Output all of the records exactly as written.

Start of Task data

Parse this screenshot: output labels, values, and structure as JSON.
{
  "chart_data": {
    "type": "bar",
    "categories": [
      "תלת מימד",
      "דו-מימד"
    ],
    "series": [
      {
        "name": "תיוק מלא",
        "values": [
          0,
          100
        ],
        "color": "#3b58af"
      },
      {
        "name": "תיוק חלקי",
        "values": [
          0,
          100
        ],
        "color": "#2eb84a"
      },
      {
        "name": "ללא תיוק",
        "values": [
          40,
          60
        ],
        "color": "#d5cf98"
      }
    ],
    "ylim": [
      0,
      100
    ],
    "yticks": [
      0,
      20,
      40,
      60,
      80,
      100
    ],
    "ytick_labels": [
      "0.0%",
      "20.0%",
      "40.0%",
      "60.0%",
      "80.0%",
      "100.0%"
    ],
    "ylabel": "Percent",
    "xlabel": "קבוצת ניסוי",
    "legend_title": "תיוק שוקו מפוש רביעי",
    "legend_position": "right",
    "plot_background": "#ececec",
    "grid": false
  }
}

End of Task data

▶ Task output:
Parse this screenshot: output labels, values, and structure as JSON.
{
  "chart_data": {
    "type": "bar",
    "categories": [
      "תלת מימד",
      "דו-מימד"
    ],
    "series": [
      {
        "name": "תיוק מלא",
        "values": [
          0,
          100
        ],
        "color": "#3b58af"
      },
      {
        "name": "תיוק חלקי",
        "values": [
          0,
          100
        ],
        "color": "#2eb84a"
      },
      {
        "name": "ללא תיוק",
        "values": [
          40,
          60
        ],
        "color": "#d5cf98"
      }
    ],
    "ylim": [
      0,
      100
    ],
    "yticks": [
      0,
      20,
      40,
      60,
      80,
      100
    ],
    "ytick_labels": [
      "0.0%",
      "20.0%",
      "40.0%",
      "60.0%",
      "80.0%",
      "100.0%"
    ],
    "ylabel": "Percent",
    "xlabel": "קבוצת ניסוי",
    "legend_title": "תיוק שוקו מפוש רביעי",
    "legend_position": "right",
    "plot_background": "#ececec",
    "grid": false
  }
}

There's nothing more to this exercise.